EXERCISE DETAILS
Copy each line that holds "Accuracy".

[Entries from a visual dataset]

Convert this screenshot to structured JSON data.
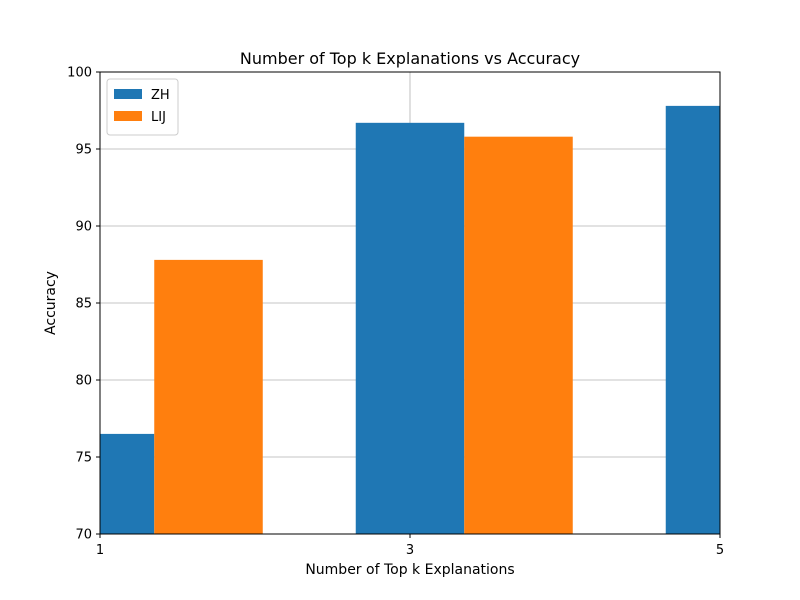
{
  "chart_data": {
    "type": "bar",
    "title": "Number of Top k Explanations vs Accuracy",
    "xlabel": "Number of Top k Explanations",
    "ylabel": "Accuracy",
    "categories": [
      "1",
      "3",
      "5"
    ],
    "x": [
      1,
      3,
      5
    ],
    "xlim": [
      1,
      5
    ],
    "ylim": [
      70,
      100
    ],
    "yticks": [
      70,
      75,
      80,
      85,
      90,
      95,
      100
    ],
    "grid": true,
    "legend_position": "top-left",
    "series": [
      {
        "name": "ZH",
        "color": "#1f77b4",
        "values": [
          76.5,
          96.7,
          97.8
        ]
      },
      {
        "name": "LIJ",
        "color": "#ff7f0e",
        "values": [
          87.8,
          95.8,
          null
        ]
      }
    ]
  }
}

CORRECT ANSWER
    "title": "Number of Top k Explanations vs Accuracy",
    "ylabel": "Accuracy",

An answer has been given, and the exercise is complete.